▶ **Available data**
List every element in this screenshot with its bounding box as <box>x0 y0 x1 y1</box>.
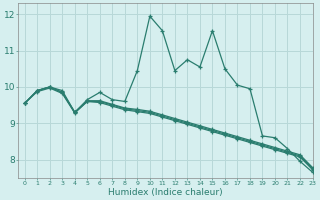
X-axis label: Humidex (Indice chaleur): Humidex (Indice chaleur) <box>108 188 223 197</box>
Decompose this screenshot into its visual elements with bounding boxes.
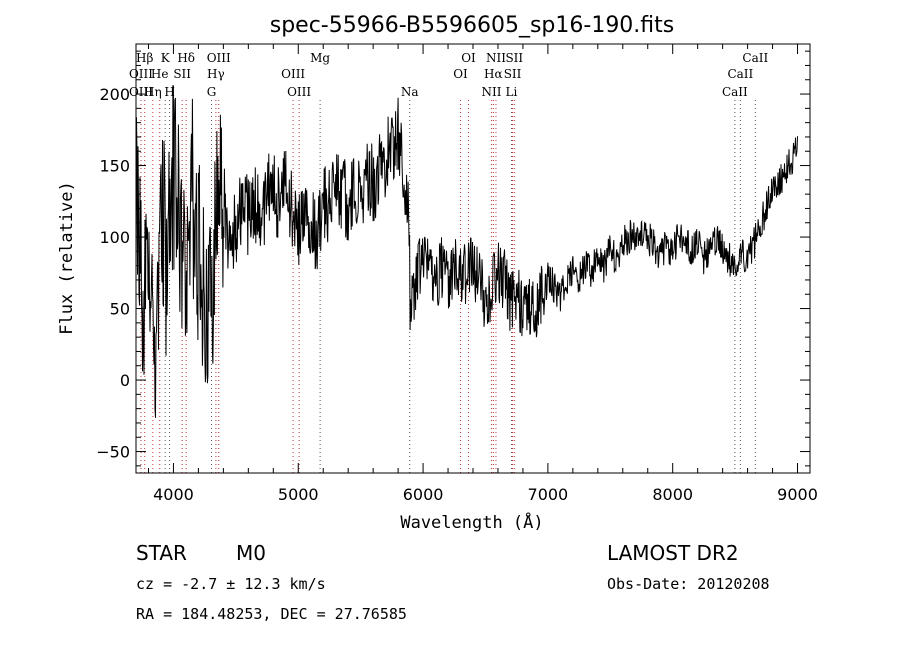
line-marker-label: SII — [173, 67, 191, 81]
line-marker-label: OIII — [129, 67, 153, 81]
survey-name: LAMOST DR2 — [607, 541, 739, 565]
x-tick-label: 6000 — [403, 485, 444, 504]
line-marker-label: SII — [504, 67, 522, 81]
line-marker-label: Mg — [310, 51, 330, 65]
spectrum-series — [135, 85, 798, 418]
line-marker-label: H — [164, 85, 174, 99]
line-marker-label: OIII — [129, 85, 153, 99]
x-tick-label: 9000 — [777, 485, 818, 504]
y-tick-label: 150 — [99, 157, 130, 176]
y-axis-label: Flux (relative) — [57, 181, 77, 335]
line-marker-label: Hγ — [207, 67, 225, 81]
line-marker-label: Hβ — [136, 51, 153, 65]
redshift-readout: cz = -2.7 ± 12.3 km/s — [136, 575, 326, 593]
obs-date: Obs-Date: 20120208 — [607, 575, 770, 593]
line-marker-label: Li — [506, 85, 518, 99]
line-marker-label: OIII — [287, 85, 311, 99]
line-marker-label: CaII — [722, 85, 748, 99]
line-marker-label: Hα — [484, 67, 503, 81]
spectrum-layer — [135, 85, 798, 418]
y-tick-label: 200 — [99, 85, 130, 104]
line-marker-label: NII — [486, 51, 506, 65]
line-marker-label: K — [161, 51, 171, 65]
line-marker-label: Hη — [144, 85, 162, 99]
x-tick-label: 4000 — [153, 485, 194, 504]
line-marker-label: CaII — [727, 67, 753, 81]
line-marker-label: Hδ — [177, 51, 195, 65]
line-marker-label: G — [207, 85, 217, 99]
y-tick-label: 0 — [120, 371, 130, 390]
y-tick-label: 100 — [99, 228, 130, 247]
object-class: STAR — [136, 541, 187, 565]
line-marker-label: OIII — [281, 67, 305, 81]
object-subclass: M0 — [236, 541, 266, 565]
x-axis-label: Wavelength (Å) — [400, 511, 543, 533]
line-marker-label: He — [151, 67, 169, 81]
y-tick-label: 50 — [110, 300, 130, 319]
line-marker-label: SII — [505, 51, 523, 65]
coordinates: RA = 184.48253, DEC = 27.76585 — [136, 605, 407, 623]
line-marker-label: NII — [481, 85, 501, 99]
x-tick-label: 5000 — [278, 485, 319, 504]
x-tick-label: 7000 — [528, 485, 569, 504]
line-marker-label: OI — [453, 67, 468, 81]
x-tick-label: 8000 — [652, 485, 693, 504]
y-tick-label: −50 — [96, 443, 130, 462]
line-marker-label: OIII — [207, 51, 231, 65]
tick-layer: 4000 5000 6000 7000 8000 9000 −50 0 50 100 150 200 — [96, 44, 818, 504]
line-marker-layer: Hβ OIII OIII K He Hη H SII Hδ OIII Hγ G OIII OIII Mg Na… — [129, 51, 768, 473]
line-marker-label: CaII — [742, 51, 768, 65]
line-marker-label: Na — [401, 85, 419, 99]
chart-title: spec-55966-B5596605_sp16-190.fits — [270, 13, 675, 38]
line-marker-label: OI — [461, 51, 476, 65]
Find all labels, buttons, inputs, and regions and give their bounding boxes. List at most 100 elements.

▶ **Goal**
Pull out every line of the rows above that contains the string "layer", and copy each one unchanged.

▶ **Full solution**
spectrum-layer — [135, 85, 798, 418]
tick-layer: 4000 5000 6000 7000 8000 9000 −50 0 50 100 150 200 — [96, 44, 818, 504]
line-marker-layer: Hβ OIII OIII K He Hη H SII Hδ OIII Hγ G OIII OIII Mg Na… — [129, 51, 768, 473]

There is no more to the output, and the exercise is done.